● WHAT YOU ARE ASKED TO DO
The listing below should be printed exactly, every line of it. Skip the pictures.

▶

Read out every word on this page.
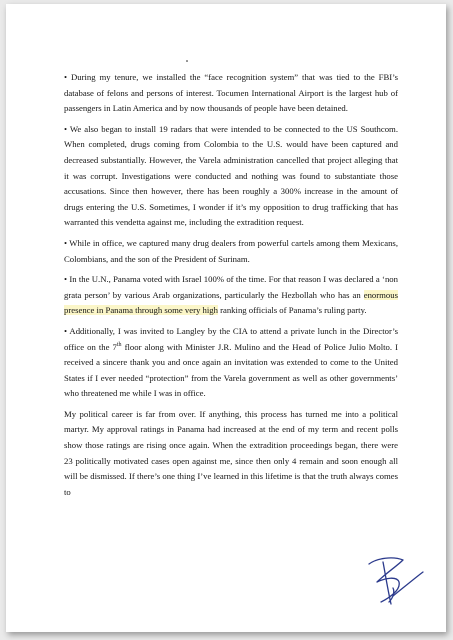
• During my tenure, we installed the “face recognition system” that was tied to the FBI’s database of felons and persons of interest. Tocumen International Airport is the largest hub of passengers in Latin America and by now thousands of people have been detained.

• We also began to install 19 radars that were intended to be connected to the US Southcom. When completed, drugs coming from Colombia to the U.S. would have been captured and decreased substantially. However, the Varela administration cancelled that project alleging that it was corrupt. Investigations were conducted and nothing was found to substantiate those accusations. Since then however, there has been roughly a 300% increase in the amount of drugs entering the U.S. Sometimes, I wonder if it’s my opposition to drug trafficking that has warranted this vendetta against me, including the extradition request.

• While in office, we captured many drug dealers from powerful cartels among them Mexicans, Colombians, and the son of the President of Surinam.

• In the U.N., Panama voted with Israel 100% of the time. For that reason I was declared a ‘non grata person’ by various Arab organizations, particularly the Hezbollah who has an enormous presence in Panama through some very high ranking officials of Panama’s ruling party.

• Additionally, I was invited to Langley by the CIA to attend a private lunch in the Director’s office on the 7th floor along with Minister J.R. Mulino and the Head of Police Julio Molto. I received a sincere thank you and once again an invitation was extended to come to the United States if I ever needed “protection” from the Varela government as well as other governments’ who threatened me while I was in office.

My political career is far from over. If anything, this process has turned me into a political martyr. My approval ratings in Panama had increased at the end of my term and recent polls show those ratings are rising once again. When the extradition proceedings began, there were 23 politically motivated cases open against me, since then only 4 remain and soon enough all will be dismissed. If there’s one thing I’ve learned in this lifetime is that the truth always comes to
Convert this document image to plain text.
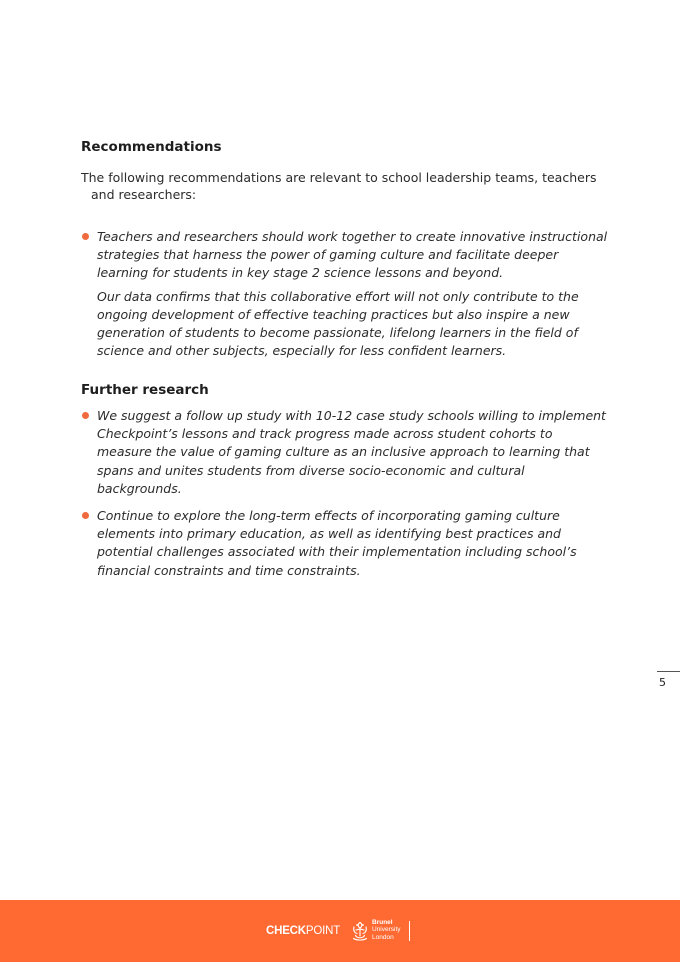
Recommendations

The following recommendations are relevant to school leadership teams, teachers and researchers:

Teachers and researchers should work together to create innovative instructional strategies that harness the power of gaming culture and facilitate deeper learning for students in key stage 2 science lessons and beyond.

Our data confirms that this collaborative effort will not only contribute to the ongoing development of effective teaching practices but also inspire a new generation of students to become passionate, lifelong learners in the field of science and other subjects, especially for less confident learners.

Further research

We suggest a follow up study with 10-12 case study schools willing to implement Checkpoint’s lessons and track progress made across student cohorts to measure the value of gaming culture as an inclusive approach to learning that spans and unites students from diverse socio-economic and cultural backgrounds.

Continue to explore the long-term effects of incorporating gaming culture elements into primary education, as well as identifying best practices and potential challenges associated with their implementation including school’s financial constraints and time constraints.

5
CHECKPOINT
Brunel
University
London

◀

● WRITTEN RESPONSE
Read out every word on this page.
• During my tenure, we installed the “face recognition system” that was tied to the FBI’s database of felons and persons of interest. Tocumen International Airport is the largest hub of passengers in Latin America and by now thousands of people have been detained.

• We also began to install 19 radars that were intended to be connected to the US Southcom. When completed, drugs coming from Colombia to the U.S. would have been captured and decreased substantially. However, the Varela administration cancelled that project alleging that it was corrupt. Investigations were conducted and nothing was found to substantiate those accusations. Since then however, there has been roughly a 300% increase in the amount of drugs entering the U.S. Sometimes, I wonder if it’s my opposition to drug trafficking that has warranted this vendetta against me, including the extradition request.

• While in office, we captured many drug dealers from powerful cartels among them Mexicans, Colombians, and the son of the President of Surinam.

• In the U.N., Panama voted with Israel 100% of the time. For that reason I was declared a ‘non grata person’ by various Arab organizations, particularly the Hezbollah who has an enormous presence in Panama through some very high ranking officials of Panama’s ruling party.

• Additionally, I was invited to Langley by the CIA to attend a private lunch in the Director’s office on the 7th floor along with Minister J.R. Mulino and the Head of Police Julio Molto. I received a sincere thank you and once again an invitation was extended to come to the United States if I ever needed “protection” from the Varela government as well as other governments’ who threatened me while I was in office.

My political career is far from over. If anything, this process has turned me into a political martyr. My approval ratings in Panama had increased at the end of my term and recent polls show those ratings are rising once again. When the extradition proceedings began, there were 23 politically motivated cases open against me, since then only 4 remain and soon enough all will be dismissed. If there’s one thing I’ve learned in this lifetime is that the truth always comes to
Convert this document image to plain text.
Recommendations

The following recommendations are relevant to school leadership teams, teachers and researchers:

Teachers and researchers should work together to create innovative instructional strategies that harness the power of gaming culture and facilitate deeper learning for students in key stage 2 science lessons and beyond.

Our data confirms that this collaborative effort will not only contribute to the ongoing development of effective teaching practices but also inspire a new generation of students to become passionate, lifelong learners in the field of science and other subjects, especially for less confident learners.

Further research

We suggest a follow up study with 10-12 case study schools willing to implement Checkpoint’s lessons and track progress made across student cohorts to measure the value of gaming culture as an inclusive approach to learning that spans and unites students from diverse socio-economic and cultural backgrounds.

Continue to explore the long-term effects of incorporating gaming culture elements into primary education, as well as identifying best practices and potential challenges associated with their implementation including school’s financial constraints and time constraints.

5
CHECKPOINT
Brunel
University
London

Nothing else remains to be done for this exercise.